START
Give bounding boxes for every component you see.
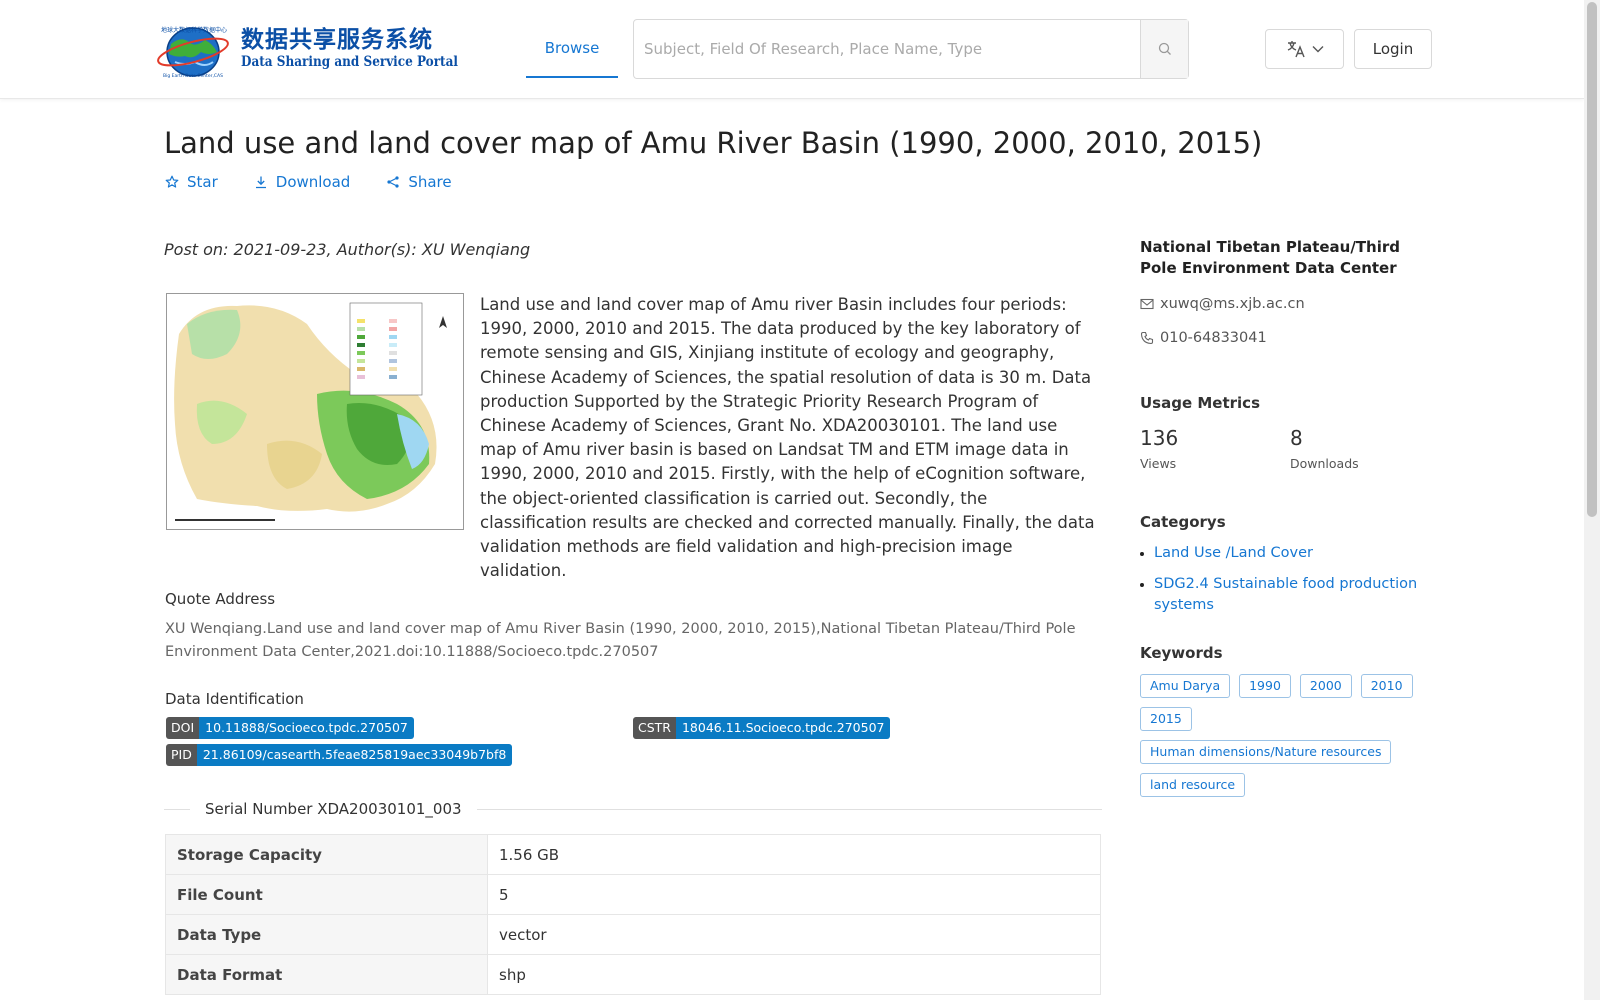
table-key: Data Type (165, 914, 488, 955)
cstr-value: 18046.11.Socioeco.tpdc.270507 (675, 717, 891, 739)
language-dropdown[interactable] (1265, 29, 1344, 69)
table-value: 1.56 GB (487, 834, 1101, 875)
svg-text:地球大数据科学数据中心: 地球大数据科学数据中心 (161, 26, 227, 34)
dataset-thumbnail-map[interactable] (166, 293, 464, 530)
cstr-badge[interactable]: CSTR 18046.11.Socioeco.tpdc.270507 (633, 717, 891, 739)
scrollbar-thumb[interactable] (1587, 2, 1597, 517)
table-key: Data Format (165, 954, 488, 995)
keyword-tag[interactable]: 2000 (1299, 674, 1352, 698)
data-center-name: National Tibetan Plateau/Third Pole Envi… (1140, 238, 1401, 277)
table-key: Storage Capacity (165, 834, 488, 875)
contact-email[interactable]: xuwq@ms.xjb.ac.cn (1140, 296, 1440, 312)
dataset-sidebar: National Tibetan Plateau/Third Pole Envi… (1140, 237, 1440, 797)
keyword-tag[interactable]: land resource (1140, 773, 1246, 797)
cstr-key: CSTR (633, 717, 676, 739)
table-row: Data Format shp (165, 954, 1101, 995)
dataset-description: Land use and land cover map of Amu river… (480, 295, 1095, 581)
post-date-author: Post on: 2021-09-23, Author(s): XU Wenqi… (164, 240, 531, 259)
download-label: Download (275, 173, 351, 191)
doi-badge[interactable]: DOI 10.11888/Socioeco.tpdc.270507 (166, 717, 414, 739)
table-row: Data Type vector (165, 914, 1101, 955)
doi-value: 10.11888/Socioeco.tpdc.270507 (199, 717, 414, 739)
share-icon (387, 176, 399, 188)
keyword-tag[interactable]: 2010 (1360, 674, 1413, 698)
search-icon (1158, 42, 1171, 55)
land-cover-map-image (167, 294, 463, 529)
list-item: Land Use /Land Cover (1140, 543, 1440, 564)
data-identification-label: Data Identification (165, 690, 304, 708)
site-logo[interactable]: 地球大数据科学数据中心 Big Earth Data Center,CAS 数据… (155, 20, 458, 80)
table-value: 5 (487, 874, 1101, 915)
table-row: File Count 5 (165, 874, 1101, 915)
usage-metrics: 136 Views 8 Downloads (1140, 426, 1440, 471)
keyword-tags: Amu Darya 1990 2000 2010 2015 Human dime… (1140, 674, 1440, 797)
keyword-tag[interactable]: 1990 (1239, 674, 1291, 698)
doi-key: DOI (166, 717, 200, 739)
download-button[interactable]: Download (254, 173, 351, 191)
star-icon (165, 175, 179, 188)
downloads-metric: 8 Downloads (1290, 426, 1440, 471)
keywords-heading: Keywords (1140, 644, 1223, 662)
downloads-label: Downloads (1290, 456, 1359, 471)
table-key: File Count (165, 874, 488, 915)
translate-icon (1287, 41, 1305, 58)
pid-value: 21.86109/casearth.5feae825819aec33049b7b… (196, 744, 513, 766)
share-label: Share (408, 173, 452, 191)
category-link[interactable]: SDG2.4 Sustainable food production syste… (1154, 574, 1440, 616)
table-row: Storage Capacity 1.56 GB (165, 834, 1101, 875)
table-value: vector (487, 914, 1101, 955)
star-button[interactable]: Star (165, 173, 218, 191)
quote-address-text: XU Wenqiang.Land use and land cover map … (165, 621, 1076, 660)
views-label: Views (1140, 456, 1177, 471)
pid-key: PID (166, 744, 197, 766)
keyword-tag[interactable]: Human dimensions/Nature resources (1140, 740, 1392, 764)
downloads-count: 8 (1290, 426, 1303, 450)
mail-icon (1140, 298, 1154, 310)
login-button[interactable]: Login (1354, 29, 1432, 69)
views-metric: 136 Views (1140, 426, 1290, 471)
logo-chinese-title: 数据共享服务系统 (241, 27, 433, 53)
email-text: xuwq@ms.xjb.ac.cn (1160, 296, 1305, 312)
bullet (1140, 583, 1144, 587)
quote-address-label: Quote Address (165, 590, 276, 608)
globe-logo-icon: 地球大数据科学数据中心 Big Earth Data Center,CAS (157, 26, 229, 78)
dataset-info-table: Storage Capacity 1.56 GB File Count 5 Da… (165, 834, 1101, 995)
search-input[interactable] (634, 20, 1140, 78)
svg-text:Big Earth Data Center,CAS: Big Earth Data Center,CAS (163, 73, 223, 78)
serial-number: Serial Number XDA20030101_003 (190, 800, 477, 818)
table-value: shp (487, 954, 1101, 995)
download-icon (255, 176, 266, 189)
category-list: Land Use /Land Cover SDG2.4 Sustainable … (1140, 543, 1440, 616)
page-scrollbar[interactable] (1584, 0, 1600, 1000)
dataset-title: Land use and land cover map of Amu River… (164, 126, 1263, 160)
contact-phone: 010-64833041 (1140, 330, 1440, 346)
search-bar (633, 19, 1189, 79)
star-label: Star (187, 173, 218, 191)
phone-icon (1140, 331, 1154, 345)
dataset-actions: Star Download Share (165, 173, 452, 191)
chevron-down-icon (1312, 46, 1323, 53)
categories-heading: Categorys (1140, 513, 1226, 531)
list-item: SDG2.4 Sustainable food production syste… (1140, 574, 1440, 616)
share-button[interactable]: Share (386, 173, 452, 191)
search-button[interactable] (1140, 20, 1188, 78)
bullet (1140, 552, 1144, 556)
nav-browse-tab[interactable]: Browse (526, 0, 618, 78)
top-header: 地球大数据科学数据中心 Big Earth Data Center,CAS 数据… (0, 0, 1584, 99)
keyword-tag[interactable]: Amu Darya (1140, 674, 1231, 698)
category-link[interactable]: Land Use /Land Cover (1154, 543, 1313, 564)
pid-badge[interactable]: PID 21.86109/casearth.5feae825819aec3304… (166, 744, 513, 766)
phone-text: 010-64833041 (1160, 330, 1267, 346)
keyword-tag[interactable]: 2015 (1140, 707, 1192, 731)
usage-metrics-heading: Usage Metrics (1140, 394, 1260, 412)
logo-english-title: Data Sharing and Service Portal (241, 54, 458, 70)
views-count: 136 (1140, 426, 1179, 450)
END
◆ **Written problem**: Repeat all of the lines above word for word, leaving out the picture.

◆ **Exercise result**:
Give bounding boxes for every component you see.
table-key: Data Type (165, 914, 488, 955)
cstr-value: 18046.11.Socioeco.tpdc.270507 (675, 717, 891, 739)
language-dropdown[interactable] (1265, 29, 1344, 69)
table-value: 1.56 GB (487, 834, 1101, 875)
svg-text:地球大数据科学数据中心: 地球大数据科学数据中心 (161, 26, 227, 34)
dataset-thumbnail-map[interactable] (166, 293, 464, 530)
cstr-badge[interactable]: CSTR 18046.11.Socioeco.tpdc.270507 (633, 717, 891, 739)
scrollbar-thumb[interactable] (1587, 2, 1597, 517)
table-key: Data Format (165, 954, 488, 995)
keyword-tag[interactable]: 2000 (1299, 674, 1352, 698)
data-center-name: National Tibetan Plateau/Third Pole Envi… (1140, 238, 1401, 277)
table-key: Storage Capacity (165, 834, 488, 875)
contact-email[interactable]: xuwq@ms.xjb.ac.cn (1140, 296, 1440, 312)
dataset-sidebar: National Tibetan Plateau/Third Pole Envi… (1140, 237, 1440, 797)
keyword-tag[interactable]: land resource (1140, 773, 1246, 797)
cstr-key: CSTR (633, 717, 676, 739)
table-row: Data Format shp (165, 954, 1101, 995)
dataset-description: Land use and land cover map of Amu river… (480, 295, 1095, 581)
post-date-author: Post on: 2021-09-23, Author(s): XU Wenqi… (164, 240, 531, 259)
download-label: Download (275, 173, 351, 191)
doi-badge[interactable]: DOI 10.11888/Socioeco.tpdc.270507 (166, 717, 414, 739)
table-row: Data Type vector (165, 914, 1101, 955)
doi-value: 10.11888/Socioeco.tpdc.270507 (199, 717, 414, 739)
share-icon (387, 176, 399, 188)
keyword-tag[interactable]: 2010 (1360, 674, 1413, 698)
search-icon (1158, 42, 1171, 55)
land-cover-map-image (167, 294, 463, 529)
list-item: Land Use /Land Cover (1140, 543, 1440, 564)
data-identification-label: Data Identification (165, 690, 304, 708)
site-logo[interactable]: 地球大数据科学数据中心 Big Earth Data Center,CAS 数据… (155, 20, 458, 80)
table-value: 5 (487, 874, 1101, 915)
table-row: File Count 5 (165, 874, 1101, 915)
usage-metrics: 136 Views 8 Downloads (1140, 426, 1440, 471)
keyword-tags: Amu Darya 1990 2000 2010 2015 Human dime… (1140, 674, 1440, 797)
keyword-tag[interactable]: 1990 (1239, 674, 1291, 698)
doi-key: DOI (166, 717, 200, 739)
download-button[interactable]: Download (254, 173, 351, 191)
star-icon (165, 175, 179, 188)
downloads-metric: 8 Downloads (1290, 426, 1440, 471)
keywords-heading: Keywords (1140, 644, 1223, 662)
downloads-label: Downloads (1290, 456, 1359, 471)
table-key: File Count (165, 874, 488, 915)
translate-icon (1287, 41, 1305, 58)
pid-value: 21.86109/casearth.5feae825819aec33049b7b… (196, 744, 513, 766)
share-label: Share (408, 173, 452, 191)
category-link[interactable]: SDG2.4 Sustainable food production syste… (1154, 574, 1440, 616)
table-row: Storage Capacity 1.56 GB (165, 834, 1101, 875)
table-value: vector (487, 914, 1101, 955)
star-button[interactable]: Star (165, 173, 218, 191)
quote-address-text: XU Wenqiang.Land use and land cover map … (165, 621, 1076, 660)
views-label: Views (1140, 456, 1177, 471)
pid-key: PID (166, 744, 197, 766)
keyword-tag[interactable]: Human dimensions/Nature resources (1140, 740, 1392, 764)
downloads-count: 8 (1290, 426, 1303, 450)
mail-icon (1140, 298, 1154, 310)
login-button[interactable]: Login (1354, 29, 1432, 69)
views-metric: 136 Views (1140, 426, 1290, 471)
logo-chinese-title: 数据共享服务系统 (241, 27, 433, 53)
email-text: xuwq@ms.xjb.ac.cn (1160, 296, 1305, 312)
bullet (1140, 583, 1144, 587)
quote-address-label: Quote Address (165, 590, 276, 608)
globe-logo-icon: 地球大数据科学数据中心 Big Earth Data Center,CAS (157, 26, 229, 78)
dataset-info-table: Storage Capacity 1.56 GB File Count 5 Da… (165, 834, 1101, 995)
search-input[interactable] (634, 20, 1140, 78)
svg-text:Big Earth Data Center,CAS: Big Earth Data Center,CAS (163, 73, 223, 78)
serial-number: Serial Number XDA20030101_003 (190, 800, 477, 818)
table-value: shp (487, 954, 1101, 995)
download-icon (255, 176, 266, 189)
category-list: Land Use /Land Cover SDG2.4 Sustainable … (1140, 543, 1440, 616)
page-scrollbar[interactable] (1584, 0, 1600, 1000)
dataset-title: Land use and land cover map of Amu River… (164, 126, 1263, 160)
contact-phone: 010-64833041 (1140, 330, 1440, 346)
search-bar (633, 19, 1189, 79)
star-label: Star (187, 173, 218, 191)
phone-icon (1140, 331, 1154, 345)
dataset-actions: Star Download Share (165, 173, 452, 191)
chevron-down-icon (1312, 46, 1323, 53)
categories-heading: Categorys (1140, 513, 1226, 531)
list-item: SDG2.4 Sustainable food production syste… (1140, 574, 1440, 616)
share-button[interactable]: Share (386, 173, 452, 191)
search-button[interactable] (1140, 20, 1188, 78)
bullet (1140, 552, 1144, 556)
nav-browse-tab[interactable]: Browse (526, 0, 618, 78)
top-header: 地球大数据科学数据中心 Big Earth Data Center,CAS 数据… (0, 0, 1584, 99)
keyword-tag[interactable]: Amu Darya (1140, 674, 1231, 698)
category-link[interactable]: Land Use /Land Cover (1154, 543, 1313, 564)
pid-badge[interactable]: PID 21.86109/casearth.5feae825819aec3304… (166, 744, 513, 766)
phone-text: 010-64833041 (1160, 330, 1267, 346)
keyword-tag[interactable]: 2015 (1140, 707, 1192, 731)
usage-metrics-heading: Usage Metrics (1140, 394, 1260, 412)
logo-english-title: Data Sharing and Service Portal (241, 54, 458, 70)
views-count: 136 (1140, 426, 1179, 450)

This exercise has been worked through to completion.